(Figure content listings)
==============================
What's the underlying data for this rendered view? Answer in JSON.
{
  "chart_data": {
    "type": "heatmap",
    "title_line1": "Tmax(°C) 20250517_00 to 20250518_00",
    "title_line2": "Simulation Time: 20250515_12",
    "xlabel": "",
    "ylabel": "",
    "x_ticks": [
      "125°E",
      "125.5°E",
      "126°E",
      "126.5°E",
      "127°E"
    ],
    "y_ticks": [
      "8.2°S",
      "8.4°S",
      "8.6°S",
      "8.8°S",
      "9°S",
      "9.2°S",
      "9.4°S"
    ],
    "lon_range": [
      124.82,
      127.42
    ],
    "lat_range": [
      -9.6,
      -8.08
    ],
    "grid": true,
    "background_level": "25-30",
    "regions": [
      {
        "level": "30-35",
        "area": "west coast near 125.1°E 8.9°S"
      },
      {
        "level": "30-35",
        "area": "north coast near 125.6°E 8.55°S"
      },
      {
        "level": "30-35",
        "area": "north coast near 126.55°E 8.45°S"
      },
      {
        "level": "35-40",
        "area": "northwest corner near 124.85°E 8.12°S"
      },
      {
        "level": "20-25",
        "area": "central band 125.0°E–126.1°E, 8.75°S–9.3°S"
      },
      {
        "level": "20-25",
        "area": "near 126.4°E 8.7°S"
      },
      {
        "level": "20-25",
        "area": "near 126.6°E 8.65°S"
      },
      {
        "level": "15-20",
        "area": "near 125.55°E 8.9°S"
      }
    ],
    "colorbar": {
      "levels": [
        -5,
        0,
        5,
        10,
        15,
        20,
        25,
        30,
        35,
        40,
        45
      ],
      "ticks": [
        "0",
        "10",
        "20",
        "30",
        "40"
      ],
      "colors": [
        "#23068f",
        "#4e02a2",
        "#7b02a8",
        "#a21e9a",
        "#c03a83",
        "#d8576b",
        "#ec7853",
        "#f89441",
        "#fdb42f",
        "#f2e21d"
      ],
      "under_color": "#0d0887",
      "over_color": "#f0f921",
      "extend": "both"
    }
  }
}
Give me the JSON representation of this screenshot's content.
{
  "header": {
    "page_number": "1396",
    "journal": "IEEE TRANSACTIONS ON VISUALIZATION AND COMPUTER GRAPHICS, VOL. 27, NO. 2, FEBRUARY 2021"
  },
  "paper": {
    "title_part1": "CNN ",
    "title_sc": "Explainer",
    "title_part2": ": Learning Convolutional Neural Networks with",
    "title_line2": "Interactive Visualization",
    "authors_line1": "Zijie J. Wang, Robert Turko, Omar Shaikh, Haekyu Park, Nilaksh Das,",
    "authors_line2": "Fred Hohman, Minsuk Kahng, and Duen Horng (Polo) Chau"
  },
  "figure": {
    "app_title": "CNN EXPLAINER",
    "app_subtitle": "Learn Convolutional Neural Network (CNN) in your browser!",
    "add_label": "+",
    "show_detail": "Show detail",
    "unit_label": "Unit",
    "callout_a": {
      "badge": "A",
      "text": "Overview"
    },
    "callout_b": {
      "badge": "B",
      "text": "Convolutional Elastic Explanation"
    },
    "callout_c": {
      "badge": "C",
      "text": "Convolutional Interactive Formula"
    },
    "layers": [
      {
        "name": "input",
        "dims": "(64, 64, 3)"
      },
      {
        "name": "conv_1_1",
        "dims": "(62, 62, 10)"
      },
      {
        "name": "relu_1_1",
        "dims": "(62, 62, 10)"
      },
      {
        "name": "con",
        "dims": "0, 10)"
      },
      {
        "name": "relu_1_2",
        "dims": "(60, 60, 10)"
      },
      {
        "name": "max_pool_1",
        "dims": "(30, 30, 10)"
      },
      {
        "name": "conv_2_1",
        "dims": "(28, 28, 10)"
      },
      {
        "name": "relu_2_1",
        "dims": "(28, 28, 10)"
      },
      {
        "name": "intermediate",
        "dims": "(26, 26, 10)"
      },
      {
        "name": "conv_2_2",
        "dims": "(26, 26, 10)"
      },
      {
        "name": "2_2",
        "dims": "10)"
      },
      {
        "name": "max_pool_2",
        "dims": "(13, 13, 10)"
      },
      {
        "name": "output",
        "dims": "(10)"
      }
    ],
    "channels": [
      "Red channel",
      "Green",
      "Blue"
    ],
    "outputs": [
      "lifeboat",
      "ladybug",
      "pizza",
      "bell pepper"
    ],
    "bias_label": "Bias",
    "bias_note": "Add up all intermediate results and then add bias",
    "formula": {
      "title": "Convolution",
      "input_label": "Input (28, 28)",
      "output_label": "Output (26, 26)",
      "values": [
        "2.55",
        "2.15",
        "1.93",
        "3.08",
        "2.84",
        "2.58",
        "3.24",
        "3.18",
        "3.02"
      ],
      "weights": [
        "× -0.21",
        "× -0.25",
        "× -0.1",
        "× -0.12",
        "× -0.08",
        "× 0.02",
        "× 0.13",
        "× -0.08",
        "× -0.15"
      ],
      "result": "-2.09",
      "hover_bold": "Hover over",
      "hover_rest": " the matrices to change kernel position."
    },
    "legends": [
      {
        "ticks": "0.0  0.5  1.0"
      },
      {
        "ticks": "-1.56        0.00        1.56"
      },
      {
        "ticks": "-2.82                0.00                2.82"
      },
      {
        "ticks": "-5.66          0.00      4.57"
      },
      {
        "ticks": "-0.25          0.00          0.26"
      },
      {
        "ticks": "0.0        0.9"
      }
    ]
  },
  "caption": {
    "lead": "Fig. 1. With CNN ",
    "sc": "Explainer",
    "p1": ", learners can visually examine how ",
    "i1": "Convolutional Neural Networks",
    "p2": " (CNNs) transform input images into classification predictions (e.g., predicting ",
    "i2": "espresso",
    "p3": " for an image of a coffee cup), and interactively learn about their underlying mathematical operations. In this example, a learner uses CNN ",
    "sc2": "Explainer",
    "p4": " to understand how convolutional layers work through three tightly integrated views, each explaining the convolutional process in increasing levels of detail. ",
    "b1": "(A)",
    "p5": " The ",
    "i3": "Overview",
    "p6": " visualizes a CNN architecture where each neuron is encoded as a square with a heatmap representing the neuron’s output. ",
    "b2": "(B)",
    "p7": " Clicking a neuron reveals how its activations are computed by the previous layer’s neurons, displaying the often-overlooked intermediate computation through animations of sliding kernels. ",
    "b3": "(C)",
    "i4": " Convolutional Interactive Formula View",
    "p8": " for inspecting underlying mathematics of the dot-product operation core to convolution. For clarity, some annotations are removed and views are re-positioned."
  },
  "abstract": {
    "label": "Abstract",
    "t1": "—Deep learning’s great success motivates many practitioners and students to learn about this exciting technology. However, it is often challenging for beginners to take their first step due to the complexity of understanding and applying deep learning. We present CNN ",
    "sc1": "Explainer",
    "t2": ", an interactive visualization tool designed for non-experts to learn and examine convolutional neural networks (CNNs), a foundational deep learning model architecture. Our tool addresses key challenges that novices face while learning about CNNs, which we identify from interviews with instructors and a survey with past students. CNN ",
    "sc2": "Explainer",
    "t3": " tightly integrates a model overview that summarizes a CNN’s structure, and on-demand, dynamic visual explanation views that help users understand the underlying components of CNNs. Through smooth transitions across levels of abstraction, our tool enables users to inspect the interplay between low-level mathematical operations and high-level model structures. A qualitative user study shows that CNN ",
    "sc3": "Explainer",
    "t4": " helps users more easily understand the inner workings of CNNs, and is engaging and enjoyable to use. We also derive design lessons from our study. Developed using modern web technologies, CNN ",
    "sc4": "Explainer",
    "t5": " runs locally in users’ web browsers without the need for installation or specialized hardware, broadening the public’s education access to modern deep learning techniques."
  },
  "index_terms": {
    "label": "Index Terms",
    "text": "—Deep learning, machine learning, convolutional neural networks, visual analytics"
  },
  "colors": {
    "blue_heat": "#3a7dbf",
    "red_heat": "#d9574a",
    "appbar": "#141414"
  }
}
==============================
■ WHAT TO PRODUCE
Your task is to repeat every entry exactly.

■ THE RESULT
What's the underlying data for this rendered view? Answer in JSON.
{
  "chart_data": {
    "type": "heatmap",
    "title_line1": "Tmax(°C) 20250517_00 to 20250518_00",
    "title_line2": "Simulation Time: 20250515_12",
    "xlabel": "",
    "ylabel": "",
    "x_ticks": [
      "125°E",
      "125.5°E",
      "126°E",
      "126.5°E",
      "127°E"
    ],
    "y_ticks": [
      "8.2°S",
      "8.4°S",
      "8.6°S",
      "8.8°S",
      "9°S",
      "9.2°S",
      "9.4°S"
    ],
    "lon_range": [
      124.82,
      127.42
    ],
    "lat_range": [
      -9.6,
      -8.08
    ],
    "grid": true,
    "background_level": "25-30",
    "regions": [
      {
        "level": "30-35",
        "area": "west coast near 125.1°E 8.9°S"
      },
      {
        "level": "30-35",
        "area": "north coast near 125.6°E 8.55°S"
      },
      {
        "level": "30-35",
        "area": "north coast near 126.55°E 8.45°S"
      },
      {
        "level": "35-40",
        "area": "northwest corner near 124.85°E 8.12°S"
      },
      {
        "level": "20-25",
        "area": "central band 125.0°E–126.1°E, 8.75°S–9.3°S"
      },
      {
        "level": "20-25",
        "area": "near 126.4°E 8.7°S"
      },
      {
        "level": "20-25",
        "area": "near 126.6°E 8.65°S"
      },
      {
        "level": "15-20",
        "area": "near 125.55°E 8.9°S"
      }
    ],
    "colorbar": {
      "levels": [
        -5,
        0,
        5,
        10,
        15,
        20,
        25,
        30,
        35,
        40,
        45
      ],
      "ticks": [
        "0",
        "10",
        "20",
        "30",
        "40"
      ],
      "colors": [
        "#23068f",
        "#4e02a2",
        "#7b02a8",
        "#a21e9a",
        "#c03a83",
        "#d8576b",
        "#ec7853",
        "#f89441",
        "#fdb42f",
        "#f2e21d"
      ],
      "under_color": "#0d0887",
      "over_color": "#f0f921",
      "extend": "both"
    }
  }
}
Give me the JSON representation of this screenshot's content.
{
  "header": {
    "page_number": "1396",
    "journal": "IEEE TRANSACTIONS ON VISUALIZATION AND COMPUTER GRAPHICS, VOL. 27, NO. 2, FEBRUARY 2021"
  },
  "paper": {
    "title_part1": "CNN ",
    "title_sc": "Explainer",
    "title_part2": ": Learning Convolutional Neural Networks with",
    "title_line2": "Interactive Visualization",
    "authors_line1": "Zijie J. Wang, Robert Turko, Omar Shaikh, Haekyu Park, Nilaksh Das,",
    "authors_line2": "Fred Hohman, Minsuk Kahng, and Duen Horng (Polo) Chau"
  },
  "figure": {
    "app_title": "CNN EXPLAINER",
    "app_subtitle": "Learn Convolutional Neural Network (CNN) in your browser!",
    "add_label": "+",
    "show_detail": "Show detail",
    "unit_label": "Unit",
    "callout_a": {
      "badge": "A",
      "text": "Overview"
    },
    "callout_b": {
      "badge": "B",
      "text": "Convolutional Elastic Explanation"
    },
    "callout_c": {
      "badge": "C",
      "text": "Convolutional Interactive Formula"
    },
    "layers": [
      {
        "name": "input",
        "dims": "(64, 64, 3)"
      },
      {
        "name": "conv_1_1",
        "dims": "(62, 62, 10)"
      },
      {
        "name": "relu_1_1",
        "dims": "(62, 62, 10)"
      },
      {
        "name": "con",
        "dims": "0, 10)"
      },
      {
        "name": "relu_1_2",
        "dims": "(60, 60, 10)"
      },
      {
        "name": "max_pool_1",
        "dims": "(30, 30, 10)"
      },
      {
        "name": "conv_2_1",
        "dims": "(28, 28, 10)"
      },
      {
        "name": "relu_2_1",
        "dims": "(28, 28, 10)"
      },
      {
        "name": "intermediate",
        "dims": "(26, 26, 10)"
      },
      {
        "name": "conv_2_2",
        "dims": "(26, 26, 10)"
      },
      {
        "name": "2_2",
        "dims": "10)"
      },
      {
        "name": "max_pool_2",
        "dims": "(13, 13, 10)"
      },
      {
        "name": "output",
        "dims": "(10)"
      }
    ],
    "channels": [
      "Red channel",
      "Green",
      "Blue"
    ],
    "outputs": [
      "lifeboat",
      "ladybug",
      "pizza",
      "bell pepper"
    ],
    "bias_label": "Bias",
    "bias_note": "Add up all intermediate results and then add bias",
    "formula": {
      "title": "Convolution",
      "input_label": "Input (28, 28)",
      "output_label": "Output (26, 26)",
      "values": [
        "2.55",
        "2.15",
        "1.93",
        "3.08",
        "2.84",
        "2.58",
        "3.24",
        "3.18",
        "3.02"
      ],
      "weights": [
        "× -0.21",
        "× -0.25",
        "× -0.1",
        "× -0.12",
        "× -0.08",
        "× 0.02",
        "× 0.13",
        "× -0.08",
        "× -0.15"
      ],
      "result": "-2.09",
      "hover_bold": "Hover over",
      "hover_rest": " the matrices to change kernel position."
    },
    "legends": [
      {
        "ticks": "0.0  0.5  1.0"
      },
      {
        "ticks": "-1.56        0.00        1.56"
      },
      {
        "ticks": "-2.82                0.00                2.82"
      },
      {
        "ticks": "-5.66          0.00      4.57"
      },
      {
        "ticks": "-0.25          0.00          0.26"
      },
      {
        "ticks": "0.0        0.9"
      }
    ]
  },
  "caption": {
    "lead": "Fig. 1. With CNN ",
    "sc": "Explainer",
    "p1": ", learners can visually examine how ",
    "i1": "Convolutional Neural Networks",
    "p2": " (CNNs) transform input images into classification predictions (e.g., predicting ",
    "i2": "espresso",
    "p3": " for an image of a coffee cup), and interactively learn about their underlying mathematical operations. In this example, a learner uses CNN ",
    "sc2": "Explainer",
    "p4": " to understand how convolutional layers work through three tightly integrated views, each explaining the convolutional process in increasing levels of detail. ",
    "b1": "(A)",
    "p5": " The ",
    "i3": "Overview",
    "p6": " visualizes a CNN architecture where each neuron is encoded as a square with a heatmap representing the neuron’s output. ",
    "b2": "(B)",
    "p7": " Clicking a neuron reveals how its activations are computed by the previous layer’s neurons, displaying the often-overlooked intermediate computation through animations of sliding kernels. ",
    "b3": "(C)",
    "i4": " Convolutional Interactive Formula View",
    "p8": " for inspecting underlying mathematics of the dot-product operation core to convolution. For clarity, some annotations are removed and views are re-positioned."
  },
  "abstract": {
    "label": "Abstract",
    "t1": "—Deep learning’s great success motivates many practitioners and students to learn about this exciting technology. However, it is often challenging for beginners to take their first step due to the complexity of understanding and applying deep learning. We present CNN ",
    "sc1": "Explainer",
    "t2": ", an interactive visualization tool designed for non-experts to learn and examine convolutional neural networks (CNNs), a foundational deep learning model architecture. Our tool addresses key challenges that novices face while learning about CNNs, which we identify from interviews with instructors and a survey with past students. CNN ",
    "sc2": "Explainer",
    "t3": " tightly integrates a model overview that summarizes a CNN’s structure, and on-demand, dynamic visual explanation views that help users understand the underlying components of CNNs. Through smooth transitions across levels of abstraction, our tool enables users to inspect the interplay between low-level mathematical operations and high-level model structures. A qualitative user study shows that CNN ",
    "sc3": "Explainer",
    "t4": " helps users more easily understand the inner workings of CNNs, and is engaging and enjoyable to use. We also derive design lessons from our study. Developed using modern web technologies, CNN ",
    "sc4": "Explainer",
    "t5": " runs locally in users’ web browsers without the need for installation or specialized hardware, broadening the public’s education access to modern deep learning techniques."
  },
  "index_terms": {
    "label": "Index Terms",
    "text": "—Deep learning, machine learning, convolutional neural networks, visual analytics"
  },
  "colors": {
    "blue_heat": "#3a7dbf",
    "red_heat": "#d9574a",
    "appbar": "#141414"
  }
}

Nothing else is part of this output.